▶ [Task to complete]:
Set down the whole listing verbatim.
# Start of Material provided
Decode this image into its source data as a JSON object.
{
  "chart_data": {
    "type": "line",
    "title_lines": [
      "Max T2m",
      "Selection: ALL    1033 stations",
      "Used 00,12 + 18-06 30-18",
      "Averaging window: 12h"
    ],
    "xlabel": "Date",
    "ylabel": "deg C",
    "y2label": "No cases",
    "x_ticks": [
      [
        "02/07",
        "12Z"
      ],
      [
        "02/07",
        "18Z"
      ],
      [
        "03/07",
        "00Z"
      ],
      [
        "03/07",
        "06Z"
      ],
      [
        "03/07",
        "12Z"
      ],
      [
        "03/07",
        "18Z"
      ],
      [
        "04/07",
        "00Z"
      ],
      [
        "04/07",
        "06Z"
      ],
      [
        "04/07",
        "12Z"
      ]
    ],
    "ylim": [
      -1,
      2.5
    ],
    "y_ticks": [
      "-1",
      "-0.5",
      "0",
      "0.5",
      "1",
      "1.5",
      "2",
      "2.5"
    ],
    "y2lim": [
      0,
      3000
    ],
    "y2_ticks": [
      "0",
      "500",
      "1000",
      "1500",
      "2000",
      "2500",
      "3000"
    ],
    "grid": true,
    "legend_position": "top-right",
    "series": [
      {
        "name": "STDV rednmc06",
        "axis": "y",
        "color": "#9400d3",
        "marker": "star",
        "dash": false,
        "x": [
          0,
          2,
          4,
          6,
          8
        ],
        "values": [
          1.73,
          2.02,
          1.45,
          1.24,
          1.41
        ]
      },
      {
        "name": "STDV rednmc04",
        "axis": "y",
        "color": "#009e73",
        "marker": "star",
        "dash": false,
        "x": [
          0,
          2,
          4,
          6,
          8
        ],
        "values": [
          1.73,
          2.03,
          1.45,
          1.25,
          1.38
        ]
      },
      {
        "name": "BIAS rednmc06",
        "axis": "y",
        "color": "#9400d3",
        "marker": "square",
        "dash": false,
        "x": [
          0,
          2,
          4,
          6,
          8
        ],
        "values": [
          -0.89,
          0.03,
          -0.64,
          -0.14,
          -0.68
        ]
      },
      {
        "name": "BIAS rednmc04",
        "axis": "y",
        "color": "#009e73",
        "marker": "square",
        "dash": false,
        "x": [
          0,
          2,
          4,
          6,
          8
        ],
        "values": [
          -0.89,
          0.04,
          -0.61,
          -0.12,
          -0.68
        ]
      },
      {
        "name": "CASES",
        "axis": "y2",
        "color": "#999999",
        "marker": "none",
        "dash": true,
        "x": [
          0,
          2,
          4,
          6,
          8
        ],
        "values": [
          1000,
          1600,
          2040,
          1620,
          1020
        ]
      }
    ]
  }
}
# End of Material provided
▶ [Finished answer]:
Decode this image into its source data as a JSON object.
{
  "chart_data": {
    "type": "line",
    "title_lines": [
      "Max T2m",
      "Selection: ALL    1033 stations",
      "Used 00,12 + 18-06 30-18",
      "Averaging window: 12h"
    ],
    "xlabel": "Date",
    "ylabel": "deg C",
    "y2label": "No cases",
    "x_ticks": [
      [
        "02/07",
        "12Z"
      ],
      [
        "02/07",
        "18Z"
      ],
      [
        "03/07",
        "00Z"
      ],
      [
        "03/07",
        "06Z"
      ],
      [
        "03/07",
        "12Z"
      ],
      [
        "03/07",
        "18Z"
      ],
      [
        "04/07",
        "00Z"
      ],
      [
        "04/07",
        "06Z"
      ],
      [
        "04/07",
        "12Z"
      ]
    ],
    "ylim": [
      -1,
      2.5
    ],
    "y_ticks": [
      "-1",
      "-0.5",
      "0",
      "0.5",
      "1",
      "1.5",
      "2",
      "2.5"
    ],
    "y2lim": [
      0,
      3000
    ],
    "y2_ticks": [
      "0",
      "500",
      "1000",
      "1500",
      "2000",
      "2500",
      "3000"
    ],
    "grid": true,
    "legend_position": "top-right",
    "series": [
      {
        "name": "STDV rednmc06",
        "axis": "y",
        "color": "#9400d3",
        "marker": "star",
        "dash": false,
        "x": [
          0,
          2,
          4,
          6,
          8
        ],
        "values": [
          1.73,
          2.02,
          1.45,
          1.24,
          1.41
        ]
      },
      {
        "name": "STDV rednmc04",
        "axis": "y",
        "color": "#009e73",
        "marker": "star",
        "dash": false,
        "x": [
          0,
          2,
          4,
          6,
          8
        ],
        "values": [
          1.73,
          2.03,
          1.45,
          1.25,
          1.38
        ]
      },
      {
        "name": "BIAS rednmc06",
        "axis": "y",
        "color": "#9400d3",
        "marker": "square",
        "dash": false,
        "x": [
          0,
          2,
          4,
          6,
          8
        ],
        "values": [
          -0.89,
          0.03,
          -0.64,
          -0.14,
          -0.68
        ]
      },
      {
        "name": "BIAS rednmc04",
        "axis": "y",
        "color": "#009e73",
        "marker": "square",
        "dash": false,
        "x": [
          0,
          2,
          4,
          6,
          8
        ],
        "values": [
          -0.89,
          0.04,
          -0.61,
          -0.12,
          -0.68
        ]
      },
      {
        "name": "CASES",
        "axis": "y2",
        "color": "#999999",
        "marker": "none",
        "dash": true,
        "x": [
          0,
          2,
          4,
          6,
          8
        ],
        "values": [
          1000,
          1600,
          2040,
          1620,
          1020
        ]
      }
    ]
  }
}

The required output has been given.